- **Listings of boxed layout items**:
____________
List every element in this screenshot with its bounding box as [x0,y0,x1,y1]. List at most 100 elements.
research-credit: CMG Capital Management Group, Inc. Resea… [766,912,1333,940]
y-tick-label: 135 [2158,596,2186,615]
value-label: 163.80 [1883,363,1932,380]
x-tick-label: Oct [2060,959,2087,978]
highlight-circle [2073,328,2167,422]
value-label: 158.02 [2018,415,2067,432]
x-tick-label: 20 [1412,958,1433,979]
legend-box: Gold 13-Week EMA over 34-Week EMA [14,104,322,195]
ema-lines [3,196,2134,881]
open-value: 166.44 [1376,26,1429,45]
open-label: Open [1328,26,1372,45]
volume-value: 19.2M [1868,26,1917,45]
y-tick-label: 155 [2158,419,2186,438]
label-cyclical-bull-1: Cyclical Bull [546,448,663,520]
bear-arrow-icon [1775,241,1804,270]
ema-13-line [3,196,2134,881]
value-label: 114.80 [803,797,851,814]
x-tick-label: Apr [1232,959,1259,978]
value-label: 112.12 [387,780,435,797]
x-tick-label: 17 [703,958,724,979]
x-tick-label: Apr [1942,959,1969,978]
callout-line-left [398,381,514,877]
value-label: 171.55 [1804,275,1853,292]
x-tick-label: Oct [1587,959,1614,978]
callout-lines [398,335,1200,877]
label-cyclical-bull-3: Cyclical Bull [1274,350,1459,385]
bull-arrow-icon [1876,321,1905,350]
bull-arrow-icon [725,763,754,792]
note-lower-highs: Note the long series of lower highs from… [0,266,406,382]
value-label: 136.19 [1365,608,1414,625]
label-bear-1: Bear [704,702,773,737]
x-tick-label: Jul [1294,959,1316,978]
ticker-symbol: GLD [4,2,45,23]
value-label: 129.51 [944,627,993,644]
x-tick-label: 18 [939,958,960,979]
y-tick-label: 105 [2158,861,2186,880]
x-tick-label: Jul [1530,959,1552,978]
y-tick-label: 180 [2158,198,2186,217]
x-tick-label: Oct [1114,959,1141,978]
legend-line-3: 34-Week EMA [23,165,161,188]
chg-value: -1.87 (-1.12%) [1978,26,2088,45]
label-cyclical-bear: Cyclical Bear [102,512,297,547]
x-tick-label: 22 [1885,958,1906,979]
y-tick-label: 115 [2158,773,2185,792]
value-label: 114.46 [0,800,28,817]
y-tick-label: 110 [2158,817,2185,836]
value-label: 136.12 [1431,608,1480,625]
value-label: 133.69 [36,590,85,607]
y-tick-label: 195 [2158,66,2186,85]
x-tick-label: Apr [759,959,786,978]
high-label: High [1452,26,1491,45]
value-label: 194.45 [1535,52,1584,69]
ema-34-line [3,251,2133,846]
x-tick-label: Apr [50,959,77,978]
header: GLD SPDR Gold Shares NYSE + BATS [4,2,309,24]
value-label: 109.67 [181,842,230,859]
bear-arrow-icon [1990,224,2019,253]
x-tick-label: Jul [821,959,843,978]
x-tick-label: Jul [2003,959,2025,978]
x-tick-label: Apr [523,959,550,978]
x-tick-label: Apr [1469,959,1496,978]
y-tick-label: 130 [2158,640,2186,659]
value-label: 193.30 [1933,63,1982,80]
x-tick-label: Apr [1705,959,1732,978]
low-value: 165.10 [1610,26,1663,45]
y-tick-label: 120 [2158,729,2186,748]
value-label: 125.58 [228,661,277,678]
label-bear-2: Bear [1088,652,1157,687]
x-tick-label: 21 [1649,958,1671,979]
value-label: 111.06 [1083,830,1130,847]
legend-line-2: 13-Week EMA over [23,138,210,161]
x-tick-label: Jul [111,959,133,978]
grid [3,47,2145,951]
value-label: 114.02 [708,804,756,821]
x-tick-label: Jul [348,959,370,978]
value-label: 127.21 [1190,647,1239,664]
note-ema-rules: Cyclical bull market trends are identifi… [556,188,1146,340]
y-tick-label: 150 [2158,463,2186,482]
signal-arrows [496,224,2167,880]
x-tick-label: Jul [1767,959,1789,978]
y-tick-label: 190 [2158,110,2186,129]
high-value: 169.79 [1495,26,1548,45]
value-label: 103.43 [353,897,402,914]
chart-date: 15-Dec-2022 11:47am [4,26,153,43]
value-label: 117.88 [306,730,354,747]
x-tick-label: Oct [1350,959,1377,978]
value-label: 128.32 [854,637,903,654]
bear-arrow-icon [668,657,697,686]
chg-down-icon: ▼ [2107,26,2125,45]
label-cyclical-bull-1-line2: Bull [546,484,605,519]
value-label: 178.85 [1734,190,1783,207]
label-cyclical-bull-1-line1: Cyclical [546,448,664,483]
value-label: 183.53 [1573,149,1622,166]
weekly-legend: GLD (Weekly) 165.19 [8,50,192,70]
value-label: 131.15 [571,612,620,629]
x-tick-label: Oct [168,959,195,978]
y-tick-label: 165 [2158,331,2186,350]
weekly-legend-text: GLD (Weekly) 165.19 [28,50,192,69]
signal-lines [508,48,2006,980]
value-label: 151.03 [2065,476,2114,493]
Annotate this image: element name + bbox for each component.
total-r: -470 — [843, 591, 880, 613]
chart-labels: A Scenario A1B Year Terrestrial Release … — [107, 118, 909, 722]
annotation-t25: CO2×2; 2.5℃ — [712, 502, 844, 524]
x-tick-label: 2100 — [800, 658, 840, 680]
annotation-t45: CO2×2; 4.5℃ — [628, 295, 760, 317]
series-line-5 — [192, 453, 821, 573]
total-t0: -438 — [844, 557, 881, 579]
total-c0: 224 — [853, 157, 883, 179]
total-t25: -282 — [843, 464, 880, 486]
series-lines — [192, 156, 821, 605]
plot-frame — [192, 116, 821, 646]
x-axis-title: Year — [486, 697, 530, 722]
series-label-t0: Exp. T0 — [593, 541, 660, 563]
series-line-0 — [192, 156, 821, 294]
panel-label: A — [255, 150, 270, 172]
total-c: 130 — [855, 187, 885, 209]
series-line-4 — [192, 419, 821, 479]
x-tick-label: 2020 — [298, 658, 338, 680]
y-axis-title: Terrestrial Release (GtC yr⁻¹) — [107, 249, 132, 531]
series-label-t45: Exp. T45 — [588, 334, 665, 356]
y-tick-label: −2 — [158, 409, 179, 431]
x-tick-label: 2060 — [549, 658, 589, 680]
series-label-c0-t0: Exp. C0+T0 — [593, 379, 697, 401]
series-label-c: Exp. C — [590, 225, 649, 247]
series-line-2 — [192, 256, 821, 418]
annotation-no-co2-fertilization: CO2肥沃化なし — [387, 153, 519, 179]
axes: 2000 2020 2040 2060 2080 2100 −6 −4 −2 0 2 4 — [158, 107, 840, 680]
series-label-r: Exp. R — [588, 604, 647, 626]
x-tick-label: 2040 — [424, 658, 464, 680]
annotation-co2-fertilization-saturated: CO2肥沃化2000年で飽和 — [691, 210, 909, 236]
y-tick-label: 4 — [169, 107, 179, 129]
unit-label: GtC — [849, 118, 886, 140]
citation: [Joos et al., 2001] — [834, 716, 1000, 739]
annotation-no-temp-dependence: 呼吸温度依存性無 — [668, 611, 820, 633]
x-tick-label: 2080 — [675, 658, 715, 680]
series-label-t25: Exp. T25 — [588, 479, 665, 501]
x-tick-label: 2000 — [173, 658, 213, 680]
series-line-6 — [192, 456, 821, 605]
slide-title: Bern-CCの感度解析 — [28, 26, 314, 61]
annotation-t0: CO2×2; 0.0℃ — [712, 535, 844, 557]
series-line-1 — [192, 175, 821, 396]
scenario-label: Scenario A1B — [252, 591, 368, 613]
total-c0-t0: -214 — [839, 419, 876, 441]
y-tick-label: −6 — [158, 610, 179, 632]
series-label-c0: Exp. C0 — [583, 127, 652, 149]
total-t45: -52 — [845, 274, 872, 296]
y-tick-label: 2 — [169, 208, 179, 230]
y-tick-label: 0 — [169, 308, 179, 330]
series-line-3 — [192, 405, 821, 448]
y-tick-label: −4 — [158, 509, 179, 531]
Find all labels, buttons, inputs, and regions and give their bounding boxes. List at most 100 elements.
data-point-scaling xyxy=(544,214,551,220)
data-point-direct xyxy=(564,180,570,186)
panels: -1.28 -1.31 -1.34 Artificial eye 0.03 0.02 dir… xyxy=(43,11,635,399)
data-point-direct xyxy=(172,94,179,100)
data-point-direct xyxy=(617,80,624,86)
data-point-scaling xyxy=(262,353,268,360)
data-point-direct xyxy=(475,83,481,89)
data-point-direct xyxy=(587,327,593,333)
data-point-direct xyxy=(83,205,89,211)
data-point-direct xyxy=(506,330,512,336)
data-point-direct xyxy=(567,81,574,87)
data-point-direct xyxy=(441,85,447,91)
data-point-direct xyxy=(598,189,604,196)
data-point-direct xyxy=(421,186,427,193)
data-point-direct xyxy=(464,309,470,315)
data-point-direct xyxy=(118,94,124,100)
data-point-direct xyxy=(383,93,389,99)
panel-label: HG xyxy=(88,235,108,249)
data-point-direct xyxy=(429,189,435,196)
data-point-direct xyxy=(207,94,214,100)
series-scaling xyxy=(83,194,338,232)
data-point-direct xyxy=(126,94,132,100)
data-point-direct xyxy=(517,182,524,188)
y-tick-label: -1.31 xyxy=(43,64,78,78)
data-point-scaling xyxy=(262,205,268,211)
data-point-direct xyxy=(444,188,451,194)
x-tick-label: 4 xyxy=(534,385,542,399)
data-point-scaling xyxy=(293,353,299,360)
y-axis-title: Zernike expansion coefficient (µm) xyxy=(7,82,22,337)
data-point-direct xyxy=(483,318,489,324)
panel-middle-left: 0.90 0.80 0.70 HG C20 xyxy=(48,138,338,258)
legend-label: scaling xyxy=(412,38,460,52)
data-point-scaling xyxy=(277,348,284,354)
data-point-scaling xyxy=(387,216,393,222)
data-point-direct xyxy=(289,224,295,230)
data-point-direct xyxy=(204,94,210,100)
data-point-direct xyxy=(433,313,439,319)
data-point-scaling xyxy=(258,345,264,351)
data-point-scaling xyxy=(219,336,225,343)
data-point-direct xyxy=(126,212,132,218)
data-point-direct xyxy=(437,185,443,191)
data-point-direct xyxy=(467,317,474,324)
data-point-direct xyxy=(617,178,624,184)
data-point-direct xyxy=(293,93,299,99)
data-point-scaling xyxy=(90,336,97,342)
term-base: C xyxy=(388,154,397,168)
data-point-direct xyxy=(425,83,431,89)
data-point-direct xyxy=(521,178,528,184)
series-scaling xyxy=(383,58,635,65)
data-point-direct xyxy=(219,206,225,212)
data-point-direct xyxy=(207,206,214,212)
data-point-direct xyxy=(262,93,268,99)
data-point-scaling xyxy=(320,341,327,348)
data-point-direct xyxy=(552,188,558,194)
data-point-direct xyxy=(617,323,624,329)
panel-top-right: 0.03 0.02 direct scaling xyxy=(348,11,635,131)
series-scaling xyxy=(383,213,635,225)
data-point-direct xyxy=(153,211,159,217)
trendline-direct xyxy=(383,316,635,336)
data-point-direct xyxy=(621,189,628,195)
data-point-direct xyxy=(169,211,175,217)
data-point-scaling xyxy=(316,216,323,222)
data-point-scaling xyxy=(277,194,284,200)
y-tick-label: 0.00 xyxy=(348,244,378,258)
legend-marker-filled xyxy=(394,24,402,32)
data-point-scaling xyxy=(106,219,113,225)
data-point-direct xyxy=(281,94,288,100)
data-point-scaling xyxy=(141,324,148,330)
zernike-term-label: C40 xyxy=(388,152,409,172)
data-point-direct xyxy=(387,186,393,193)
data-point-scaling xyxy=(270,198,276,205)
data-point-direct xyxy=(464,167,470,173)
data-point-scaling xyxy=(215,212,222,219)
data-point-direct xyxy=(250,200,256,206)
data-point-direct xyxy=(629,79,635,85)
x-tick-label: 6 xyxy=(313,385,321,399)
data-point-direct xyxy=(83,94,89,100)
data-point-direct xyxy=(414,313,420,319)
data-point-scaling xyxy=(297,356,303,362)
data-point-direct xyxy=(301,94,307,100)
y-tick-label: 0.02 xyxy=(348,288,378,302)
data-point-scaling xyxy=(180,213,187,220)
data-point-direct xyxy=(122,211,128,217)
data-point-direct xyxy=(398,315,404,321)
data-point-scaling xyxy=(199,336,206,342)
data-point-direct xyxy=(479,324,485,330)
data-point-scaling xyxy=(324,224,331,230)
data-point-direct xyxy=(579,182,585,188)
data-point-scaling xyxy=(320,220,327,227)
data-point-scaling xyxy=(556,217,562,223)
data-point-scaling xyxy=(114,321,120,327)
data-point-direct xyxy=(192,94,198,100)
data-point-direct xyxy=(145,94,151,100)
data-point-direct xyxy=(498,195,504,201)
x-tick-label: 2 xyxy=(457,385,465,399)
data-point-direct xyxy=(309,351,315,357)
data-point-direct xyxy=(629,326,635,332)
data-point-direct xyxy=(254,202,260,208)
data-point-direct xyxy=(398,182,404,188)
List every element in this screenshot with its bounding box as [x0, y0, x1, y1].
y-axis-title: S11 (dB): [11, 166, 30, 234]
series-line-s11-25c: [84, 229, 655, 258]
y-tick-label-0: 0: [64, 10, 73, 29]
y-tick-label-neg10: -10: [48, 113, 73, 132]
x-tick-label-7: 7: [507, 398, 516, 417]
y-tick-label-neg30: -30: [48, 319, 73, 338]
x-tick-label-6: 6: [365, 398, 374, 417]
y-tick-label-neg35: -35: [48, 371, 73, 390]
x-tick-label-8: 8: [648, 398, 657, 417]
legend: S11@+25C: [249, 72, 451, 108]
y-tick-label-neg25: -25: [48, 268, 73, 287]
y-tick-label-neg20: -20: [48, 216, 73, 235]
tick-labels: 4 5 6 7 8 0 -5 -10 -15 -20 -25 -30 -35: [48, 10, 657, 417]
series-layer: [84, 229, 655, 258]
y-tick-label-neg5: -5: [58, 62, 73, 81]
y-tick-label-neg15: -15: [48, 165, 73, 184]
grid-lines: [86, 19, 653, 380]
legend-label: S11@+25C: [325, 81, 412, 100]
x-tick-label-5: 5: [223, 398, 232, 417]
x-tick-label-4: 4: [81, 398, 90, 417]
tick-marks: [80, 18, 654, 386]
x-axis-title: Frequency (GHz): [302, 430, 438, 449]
____________
- **The task**:
Please reproduce the records word for word, starting with their first line and going on through the line with "value-label: 163.80 [1883,363,1932,380]".

- **Result of this task**:
List every element in this screenshot with its bounding box as [x0,y0,x1,y1]. List at most 100 elements.
research-credit: CMG Capital Management Group, Inc. Resea… [766,912,1333,940]
y-tick-label: 135 [2158,596,2186,615]
value-label: 163.80 [1883,363,1932,380]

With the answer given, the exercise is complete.